* **Directions**
Give every line of the material again, exactly as written.

* **Excerpted data**
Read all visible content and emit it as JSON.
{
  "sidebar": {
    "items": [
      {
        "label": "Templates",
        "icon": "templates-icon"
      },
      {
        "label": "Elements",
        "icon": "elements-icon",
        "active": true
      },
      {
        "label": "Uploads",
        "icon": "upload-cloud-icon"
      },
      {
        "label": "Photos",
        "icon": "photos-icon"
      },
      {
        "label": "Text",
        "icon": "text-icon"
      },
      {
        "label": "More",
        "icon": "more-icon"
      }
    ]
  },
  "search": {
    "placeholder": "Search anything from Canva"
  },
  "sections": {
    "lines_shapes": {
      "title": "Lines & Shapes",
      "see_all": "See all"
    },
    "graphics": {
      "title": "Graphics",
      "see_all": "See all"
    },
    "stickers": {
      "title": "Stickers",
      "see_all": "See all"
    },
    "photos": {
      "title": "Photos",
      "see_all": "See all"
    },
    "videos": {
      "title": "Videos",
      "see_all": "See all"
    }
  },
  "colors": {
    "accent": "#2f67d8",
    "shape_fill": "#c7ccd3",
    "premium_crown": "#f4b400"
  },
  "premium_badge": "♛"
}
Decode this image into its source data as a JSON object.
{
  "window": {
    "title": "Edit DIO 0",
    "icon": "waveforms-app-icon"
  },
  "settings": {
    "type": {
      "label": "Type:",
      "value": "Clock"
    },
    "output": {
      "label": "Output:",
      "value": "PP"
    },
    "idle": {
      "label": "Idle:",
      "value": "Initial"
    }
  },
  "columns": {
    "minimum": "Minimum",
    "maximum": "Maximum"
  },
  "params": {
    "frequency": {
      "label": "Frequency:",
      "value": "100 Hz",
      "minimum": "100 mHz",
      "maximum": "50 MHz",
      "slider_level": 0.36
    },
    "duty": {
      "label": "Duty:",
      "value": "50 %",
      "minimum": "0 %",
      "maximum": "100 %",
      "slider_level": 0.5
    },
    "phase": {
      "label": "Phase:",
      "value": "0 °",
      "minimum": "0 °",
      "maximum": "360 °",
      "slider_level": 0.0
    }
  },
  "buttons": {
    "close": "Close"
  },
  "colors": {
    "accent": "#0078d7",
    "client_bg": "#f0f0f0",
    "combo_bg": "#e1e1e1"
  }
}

* **Reply to the task**
Read all visible content and emit it as JSON.
{
  "sidebar": {
    "items": [
      {
        "label": "Templates",
        "icon": "templates-icon"
      },
      {
        "label": "Elements",
        "icon": "elements-icon",
        "active": true
      },
      {
        "label": "Uploads",
        "icon": "upload-cloud-icon"
      },
      {
        "label": "Photos",
        "icon": "photos-icon"
      },
      {
        "label": "Text",
        "icon": "text-icon"
      },
      {
        "label": "More",
        "icon": "more-icon"
      }
    ]
  },
  "search": {
    "placeholder": "Search anything from Canva"
  },
  "sections": {
    "lines_shapes": {
      "title": "Lines & Shapes",
      "see_all": "See all"
    },
    "graphics": {
      "title": "Graphics",
      "see_all": "See all"
    },
    "stickers": {
      "title": "Stickers",
      "see_all": "See all"
    },
    "photos": {
      "title": "Photos",
      "see_all": "See all"
    },
    "videos": {
      "title": "Videos",
      "see_all": "See all"
    }
  },
  "colors": {
    "accent": "#2f67d8",
    "shape_fill": "#c7ccd3",
    "premium_crown": "#f4b400"
  },
  "premium_badge": "♛"
}
Decode this image into its source data as a JSON object.
{
  "window": {
    "title": "Edit DIO 0",
    "icon": "waveforms-app-icon"
  },
  "settings": {
    "type": {
      "label": "Type:",
      "value": "Clock"
    },
    "output": {
      "label": "Output:",
      "value": "PP"
    },
    "idle": {
      "label": "Idle:",
      "value": "Initial"
    }
  },
  "columns": {
    "minimum": "Minimum",
    "maximum": "Maximum"
  },
  "params": {
    "frequency": {
      "label": "Frequency:",
      "value": "100 Hz",
      "minimum": "100 mHz",
      "maximum": "50 MHz",
      "slider_level": 0.36
    },
    "duty": {
      "label": "Duty:",
      "value": "50 %",
      "minimum": "0 %",
      "maximum": "100 %",
      "slider_level": 0.5
    },
    "phase": {
      "label": "Phase:",
      "value": "0 °",
      "minimum": "0 °",
      "maximum": "360 °",
      "slider_level": 0.0
    }
  },
  "buttons": {
    "close": "Close"
  },
  "colors": {
    "accent": "#0078d7",
    "client_bg": "#f0f0f0",
    "combo_bg": "#e1e1e1"
  }
}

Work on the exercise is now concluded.